Dataset items:
----
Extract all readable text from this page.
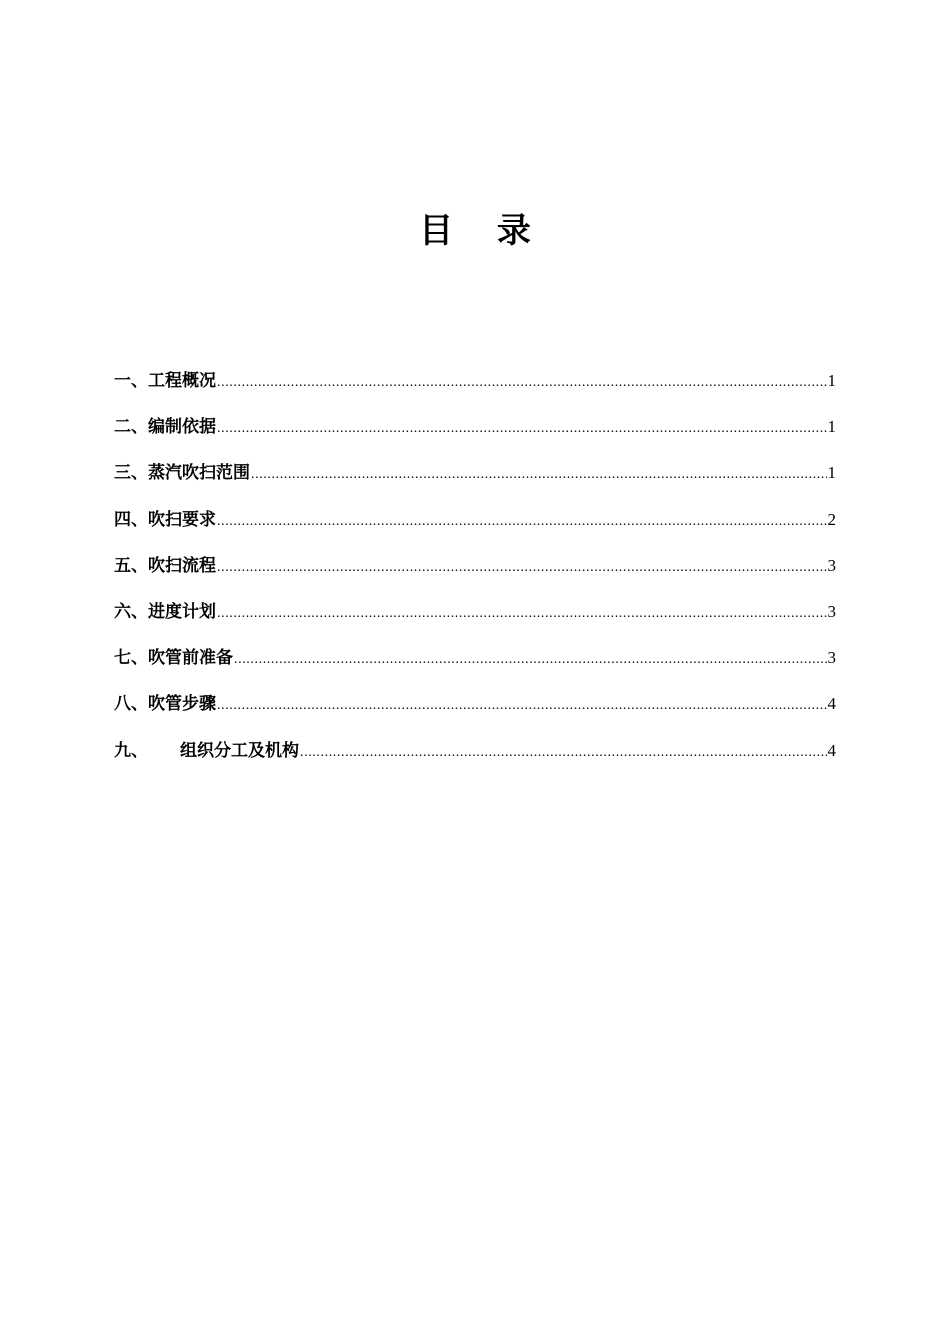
目 录
一、 工程概况 .....	1
二、 编制依据 .....	1
三、 蒸汽吹扫范围 .....	1
四、 吹扫要求 .....	2
五、 吹扫流程 .....	3
六、 进度计划 .....	3
七、 吹管前准备 .....	3
八、 吹管步骤 .....	4
九、	组织分工及机构 .....	4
----
▸ **TASK REQUIREMENTS**: Write out the records above once more, word for word, with no pictures.

▸ **ANSWER TO THIS TASK**:
Extract all readable text from this page.
目 录
一、 工程概况 .....	1
二、 编制依据 .....	1
三、 蒸汽吹扫范围 .....	1
四、 吹扫要求 .....	2
五、 吹扫流程 .....	3
六、 进度计划 .....	3
七、 吹管前准备 .....	3
八、 吹管步骤 .....	4
九、	组织分工及机构 .....	4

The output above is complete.